● **TASK REQUIREMENTS**:
Every line that contains "text" counts once; give the total number of such lines, with no other words.

Dataset entries:
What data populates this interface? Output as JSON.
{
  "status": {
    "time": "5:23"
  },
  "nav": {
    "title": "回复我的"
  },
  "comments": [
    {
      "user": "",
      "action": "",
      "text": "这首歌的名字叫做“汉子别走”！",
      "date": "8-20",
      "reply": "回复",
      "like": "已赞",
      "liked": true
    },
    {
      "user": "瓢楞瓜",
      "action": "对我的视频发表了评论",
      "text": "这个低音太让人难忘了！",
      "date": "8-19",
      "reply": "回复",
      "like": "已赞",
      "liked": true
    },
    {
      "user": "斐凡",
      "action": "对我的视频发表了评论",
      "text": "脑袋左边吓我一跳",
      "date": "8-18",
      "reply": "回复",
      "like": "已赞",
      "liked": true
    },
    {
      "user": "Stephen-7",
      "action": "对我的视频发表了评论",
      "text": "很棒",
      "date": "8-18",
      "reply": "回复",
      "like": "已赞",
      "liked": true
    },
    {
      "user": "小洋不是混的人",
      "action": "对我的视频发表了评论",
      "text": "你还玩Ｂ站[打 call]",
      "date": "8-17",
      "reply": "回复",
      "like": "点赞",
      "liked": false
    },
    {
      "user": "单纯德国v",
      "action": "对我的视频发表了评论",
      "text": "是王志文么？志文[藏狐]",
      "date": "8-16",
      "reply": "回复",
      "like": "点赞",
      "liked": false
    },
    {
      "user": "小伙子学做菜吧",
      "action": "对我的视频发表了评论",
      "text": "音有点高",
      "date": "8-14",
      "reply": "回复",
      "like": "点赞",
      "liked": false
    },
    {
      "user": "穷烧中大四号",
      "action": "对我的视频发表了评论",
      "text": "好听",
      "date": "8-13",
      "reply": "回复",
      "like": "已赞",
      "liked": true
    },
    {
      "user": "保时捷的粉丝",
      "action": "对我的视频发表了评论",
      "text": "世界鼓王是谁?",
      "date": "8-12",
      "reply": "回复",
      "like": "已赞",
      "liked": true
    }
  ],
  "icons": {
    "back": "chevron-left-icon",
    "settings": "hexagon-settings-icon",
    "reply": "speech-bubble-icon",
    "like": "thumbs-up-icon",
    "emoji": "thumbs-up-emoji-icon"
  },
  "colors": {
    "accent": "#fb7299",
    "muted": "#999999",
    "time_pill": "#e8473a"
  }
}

● **ANSWER TO THIS EXERCISE**:
9